> _Task objective_: Copy, in full, each line of the material that holds the word "touch".

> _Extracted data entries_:
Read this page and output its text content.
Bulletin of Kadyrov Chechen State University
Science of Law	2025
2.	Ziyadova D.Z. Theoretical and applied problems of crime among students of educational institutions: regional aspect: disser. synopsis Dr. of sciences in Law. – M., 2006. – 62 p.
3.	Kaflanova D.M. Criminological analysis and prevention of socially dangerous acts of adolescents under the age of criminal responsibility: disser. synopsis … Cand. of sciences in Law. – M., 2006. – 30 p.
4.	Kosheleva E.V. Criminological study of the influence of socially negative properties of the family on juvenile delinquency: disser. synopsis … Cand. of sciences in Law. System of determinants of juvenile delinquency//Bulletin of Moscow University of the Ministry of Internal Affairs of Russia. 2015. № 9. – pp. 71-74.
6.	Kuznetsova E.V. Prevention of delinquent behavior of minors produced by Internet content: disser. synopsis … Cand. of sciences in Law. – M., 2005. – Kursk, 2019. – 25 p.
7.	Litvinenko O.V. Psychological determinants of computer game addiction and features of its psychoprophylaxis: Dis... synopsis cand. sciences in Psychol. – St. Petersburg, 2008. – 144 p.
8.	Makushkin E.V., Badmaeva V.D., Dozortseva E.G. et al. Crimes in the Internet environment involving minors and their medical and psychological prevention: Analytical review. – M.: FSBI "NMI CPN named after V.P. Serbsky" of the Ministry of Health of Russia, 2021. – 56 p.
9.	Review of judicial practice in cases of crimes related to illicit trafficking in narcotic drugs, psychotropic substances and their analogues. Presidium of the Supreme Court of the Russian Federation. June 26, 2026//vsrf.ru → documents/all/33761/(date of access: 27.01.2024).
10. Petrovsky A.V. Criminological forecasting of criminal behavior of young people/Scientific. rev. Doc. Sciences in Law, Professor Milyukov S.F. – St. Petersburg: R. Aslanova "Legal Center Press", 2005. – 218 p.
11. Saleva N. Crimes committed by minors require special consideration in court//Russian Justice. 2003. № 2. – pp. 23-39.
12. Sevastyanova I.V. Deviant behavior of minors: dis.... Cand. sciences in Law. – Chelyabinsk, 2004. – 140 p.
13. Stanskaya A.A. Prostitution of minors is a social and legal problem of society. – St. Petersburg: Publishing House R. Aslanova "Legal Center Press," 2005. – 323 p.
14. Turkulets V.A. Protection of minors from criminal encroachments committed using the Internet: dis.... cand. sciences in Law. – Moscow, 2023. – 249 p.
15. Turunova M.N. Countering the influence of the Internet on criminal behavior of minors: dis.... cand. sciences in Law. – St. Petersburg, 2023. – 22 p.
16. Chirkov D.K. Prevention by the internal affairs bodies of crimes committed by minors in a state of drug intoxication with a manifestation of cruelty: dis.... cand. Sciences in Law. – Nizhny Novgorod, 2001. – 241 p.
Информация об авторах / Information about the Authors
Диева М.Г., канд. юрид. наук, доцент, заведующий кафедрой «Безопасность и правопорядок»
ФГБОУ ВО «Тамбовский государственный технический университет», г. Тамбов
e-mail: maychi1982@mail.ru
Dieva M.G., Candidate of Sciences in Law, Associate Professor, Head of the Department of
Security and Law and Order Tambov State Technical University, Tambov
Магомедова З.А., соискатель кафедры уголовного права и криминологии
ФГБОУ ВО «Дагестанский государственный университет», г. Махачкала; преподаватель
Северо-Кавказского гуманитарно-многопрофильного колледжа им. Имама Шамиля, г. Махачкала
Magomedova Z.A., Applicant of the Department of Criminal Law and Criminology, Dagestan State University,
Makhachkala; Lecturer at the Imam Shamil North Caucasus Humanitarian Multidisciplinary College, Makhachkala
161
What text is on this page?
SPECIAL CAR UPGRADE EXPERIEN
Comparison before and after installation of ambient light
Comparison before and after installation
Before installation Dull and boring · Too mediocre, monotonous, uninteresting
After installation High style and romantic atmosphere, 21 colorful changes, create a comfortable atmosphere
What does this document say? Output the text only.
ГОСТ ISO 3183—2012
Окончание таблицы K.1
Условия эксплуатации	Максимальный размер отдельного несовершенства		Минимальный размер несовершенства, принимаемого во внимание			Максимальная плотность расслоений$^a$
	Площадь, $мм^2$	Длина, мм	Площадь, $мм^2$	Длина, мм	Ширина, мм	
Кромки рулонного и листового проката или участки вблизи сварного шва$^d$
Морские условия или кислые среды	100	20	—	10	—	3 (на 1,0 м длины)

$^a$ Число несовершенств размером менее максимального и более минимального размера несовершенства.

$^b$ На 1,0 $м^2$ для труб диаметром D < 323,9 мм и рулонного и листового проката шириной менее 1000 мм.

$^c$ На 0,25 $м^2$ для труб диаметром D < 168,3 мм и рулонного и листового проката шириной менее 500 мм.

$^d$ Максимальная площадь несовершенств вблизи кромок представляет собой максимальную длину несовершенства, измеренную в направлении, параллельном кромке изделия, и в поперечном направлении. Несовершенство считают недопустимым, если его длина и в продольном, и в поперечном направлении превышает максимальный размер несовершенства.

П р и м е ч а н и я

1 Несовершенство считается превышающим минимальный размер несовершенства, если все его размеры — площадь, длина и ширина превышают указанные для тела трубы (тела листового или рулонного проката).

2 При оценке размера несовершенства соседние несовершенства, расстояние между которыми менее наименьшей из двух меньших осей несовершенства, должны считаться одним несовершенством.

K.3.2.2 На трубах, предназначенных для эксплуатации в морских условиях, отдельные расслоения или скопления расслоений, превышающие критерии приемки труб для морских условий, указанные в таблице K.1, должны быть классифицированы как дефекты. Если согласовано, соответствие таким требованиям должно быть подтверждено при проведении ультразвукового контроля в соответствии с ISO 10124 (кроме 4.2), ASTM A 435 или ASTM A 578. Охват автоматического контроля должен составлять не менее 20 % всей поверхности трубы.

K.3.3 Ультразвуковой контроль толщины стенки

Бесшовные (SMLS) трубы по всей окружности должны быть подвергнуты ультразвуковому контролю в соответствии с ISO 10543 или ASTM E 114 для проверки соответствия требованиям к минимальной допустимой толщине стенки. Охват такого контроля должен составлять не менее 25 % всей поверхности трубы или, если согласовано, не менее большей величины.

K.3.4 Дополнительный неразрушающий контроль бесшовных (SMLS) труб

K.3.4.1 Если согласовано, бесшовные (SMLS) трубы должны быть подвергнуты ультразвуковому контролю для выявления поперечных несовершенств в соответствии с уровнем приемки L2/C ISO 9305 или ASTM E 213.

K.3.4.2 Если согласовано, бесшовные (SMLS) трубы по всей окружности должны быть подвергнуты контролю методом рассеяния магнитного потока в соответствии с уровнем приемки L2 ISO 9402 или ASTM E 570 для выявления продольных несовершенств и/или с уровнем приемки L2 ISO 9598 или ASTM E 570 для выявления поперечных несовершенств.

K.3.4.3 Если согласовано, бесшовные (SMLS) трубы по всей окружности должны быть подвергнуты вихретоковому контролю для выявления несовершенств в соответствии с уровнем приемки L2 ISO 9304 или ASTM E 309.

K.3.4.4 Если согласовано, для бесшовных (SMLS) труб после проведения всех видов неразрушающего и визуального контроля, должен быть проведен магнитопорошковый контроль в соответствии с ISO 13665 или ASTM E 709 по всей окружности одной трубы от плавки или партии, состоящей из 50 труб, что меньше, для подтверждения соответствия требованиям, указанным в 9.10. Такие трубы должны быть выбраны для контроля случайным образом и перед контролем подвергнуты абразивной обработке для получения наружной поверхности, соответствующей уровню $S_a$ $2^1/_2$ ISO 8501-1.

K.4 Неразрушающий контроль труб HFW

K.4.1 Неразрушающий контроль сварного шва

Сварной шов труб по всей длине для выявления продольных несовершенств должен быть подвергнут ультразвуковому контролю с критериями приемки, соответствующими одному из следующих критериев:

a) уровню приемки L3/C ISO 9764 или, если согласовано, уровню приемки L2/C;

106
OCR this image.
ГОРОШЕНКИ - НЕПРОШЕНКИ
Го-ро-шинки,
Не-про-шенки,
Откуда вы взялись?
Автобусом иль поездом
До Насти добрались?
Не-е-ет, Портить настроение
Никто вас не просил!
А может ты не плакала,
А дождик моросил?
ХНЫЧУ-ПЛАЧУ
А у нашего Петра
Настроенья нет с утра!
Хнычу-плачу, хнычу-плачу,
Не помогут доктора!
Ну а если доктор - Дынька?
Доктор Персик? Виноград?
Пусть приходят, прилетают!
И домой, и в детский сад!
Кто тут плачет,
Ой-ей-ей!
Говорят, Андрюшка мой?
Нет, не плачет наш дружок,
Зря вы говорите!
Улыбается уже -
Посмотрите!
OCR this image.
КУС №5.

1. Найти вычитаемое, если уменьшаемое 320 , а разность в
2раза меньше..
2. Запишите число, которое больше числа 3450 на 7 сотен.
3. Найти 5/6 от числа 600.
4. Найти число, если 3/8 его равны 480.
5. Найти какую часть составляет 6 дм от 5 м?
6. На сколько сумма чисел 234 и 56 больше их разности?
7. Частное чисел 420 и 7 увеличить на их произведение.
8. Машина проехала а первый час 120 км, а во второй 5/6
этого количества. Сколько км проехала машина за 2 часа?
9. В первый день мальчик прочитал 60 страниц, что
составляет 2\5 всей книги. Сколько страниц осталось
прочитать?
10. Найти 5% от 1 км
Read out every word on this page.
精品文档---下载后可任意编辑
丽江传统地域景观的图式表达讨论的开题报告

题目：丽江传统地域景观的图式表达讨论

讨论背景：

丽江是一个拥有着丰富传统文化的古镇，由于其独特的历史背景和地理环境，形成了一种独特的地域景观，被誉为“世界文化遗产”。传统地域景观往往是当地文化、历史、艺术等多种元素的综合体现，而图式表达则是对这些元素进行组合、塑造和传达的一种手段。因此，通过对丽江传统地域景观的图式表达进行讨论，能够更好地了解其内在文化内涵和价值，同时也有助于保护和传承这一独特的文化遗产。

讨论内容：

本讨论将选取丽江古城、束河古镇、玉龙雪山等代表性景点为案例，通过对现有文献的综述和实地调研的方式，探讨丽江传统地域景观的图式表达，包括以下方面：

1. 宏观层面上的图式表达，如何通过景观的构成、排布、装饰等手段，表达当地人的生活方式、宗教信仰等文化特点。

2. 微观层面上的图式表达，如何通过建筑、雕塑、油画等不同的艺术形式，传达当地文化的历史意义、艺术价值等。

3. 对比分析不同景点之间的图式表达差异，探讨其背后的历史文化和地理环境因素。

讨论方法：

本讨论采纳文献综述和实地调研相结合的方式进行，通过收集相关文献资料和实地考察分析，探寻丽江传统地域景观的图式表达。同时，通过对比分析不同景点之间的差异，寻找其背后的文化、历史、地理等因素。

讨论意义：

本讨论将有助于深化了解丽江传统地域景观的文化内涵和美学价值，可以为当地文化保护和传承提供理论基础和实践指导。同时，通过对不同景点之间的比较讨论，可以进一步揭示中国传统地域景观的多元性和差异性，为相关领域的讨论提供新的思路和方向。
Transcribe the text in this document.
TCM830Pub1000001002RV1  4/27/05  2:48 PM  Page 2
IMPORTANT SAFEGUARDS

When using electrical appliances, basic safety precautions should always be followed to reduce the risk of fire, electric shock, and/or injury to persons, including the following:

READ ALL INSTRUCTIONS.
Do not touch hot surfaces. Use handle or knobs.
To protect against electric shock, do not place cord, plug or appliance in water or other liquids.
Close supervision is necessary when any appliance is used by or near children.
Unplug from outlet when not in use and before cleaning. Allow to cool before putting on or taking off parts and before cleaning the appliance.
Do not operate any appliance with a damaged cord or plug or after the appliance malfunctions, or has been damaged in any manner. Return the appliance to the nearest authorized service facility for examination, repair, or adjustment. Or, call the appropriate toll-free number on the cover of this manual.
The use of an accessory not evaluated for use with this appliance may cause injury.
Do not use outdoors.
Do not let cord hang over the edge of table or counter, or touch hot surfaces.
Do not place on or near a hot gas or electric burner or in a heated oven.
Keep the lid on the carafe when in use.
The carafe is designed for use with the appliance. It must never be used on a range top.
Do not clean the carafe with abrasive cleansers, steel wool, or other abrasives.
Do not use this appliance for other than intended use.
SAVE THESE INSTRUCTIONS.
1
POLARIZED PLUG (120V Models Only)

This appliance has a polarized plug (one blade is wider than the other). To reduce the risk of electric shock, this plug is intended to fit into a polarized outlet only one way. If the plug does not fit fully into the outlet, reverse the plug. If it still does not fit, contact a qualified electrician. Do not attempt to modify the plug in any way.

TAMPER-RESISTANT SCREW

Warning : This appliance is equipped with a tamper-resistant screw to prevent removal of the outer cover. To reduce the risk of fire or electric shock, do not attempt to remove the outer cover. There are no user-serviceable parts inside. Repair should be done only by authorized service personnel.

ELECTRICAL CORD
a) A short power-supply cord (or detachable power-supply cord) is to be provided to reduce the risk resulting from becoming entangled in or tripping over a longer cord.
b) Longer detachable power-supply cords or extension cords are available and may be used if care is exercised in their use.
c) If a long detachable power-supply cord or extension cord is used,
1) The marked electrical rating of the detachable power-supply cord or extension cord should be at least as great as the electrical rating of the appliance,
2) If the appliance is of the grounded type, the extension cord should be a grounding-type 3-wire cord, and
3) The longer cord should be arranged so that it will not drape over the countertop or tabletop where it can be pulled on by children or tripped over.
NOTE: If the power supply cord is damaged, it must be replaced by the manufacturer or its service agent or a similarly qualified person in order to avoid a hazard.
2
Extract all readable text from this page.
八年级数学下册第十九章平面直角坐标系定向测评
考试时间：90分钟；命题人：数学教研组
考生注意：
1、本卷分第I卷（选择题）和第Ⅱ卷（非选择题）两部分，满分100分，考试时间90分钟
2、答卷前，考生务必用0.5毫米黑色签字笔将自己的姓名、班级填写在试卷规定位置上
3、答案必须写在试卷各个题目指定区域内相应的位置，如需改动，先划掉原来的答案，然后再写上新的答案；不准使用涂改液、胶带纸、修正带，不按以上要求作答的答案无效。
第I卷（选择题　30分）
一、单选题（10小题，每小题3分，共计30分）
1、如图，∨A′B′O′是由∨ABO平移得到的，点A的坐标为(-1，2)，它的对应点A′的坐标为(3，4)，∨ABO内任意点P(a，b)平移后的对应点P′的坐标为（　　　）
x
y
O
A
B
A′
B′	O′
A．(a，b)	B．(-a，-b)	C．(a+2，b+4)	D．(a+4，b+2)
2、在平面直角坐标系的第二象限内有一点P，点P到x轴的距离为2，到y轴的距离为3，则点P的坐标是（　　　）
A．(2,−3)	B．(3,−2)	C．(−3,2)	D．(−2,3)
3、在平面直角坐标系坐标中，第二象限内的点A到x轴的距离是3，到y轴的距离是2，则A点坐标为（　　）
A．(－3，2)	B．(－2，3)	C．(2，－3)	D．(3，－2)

> _Solution for this problem_:
Do not touch hot surfaces. Use handle or knobs.
Do not let cord hang over the edge of table or counter, or touch hot surfaces.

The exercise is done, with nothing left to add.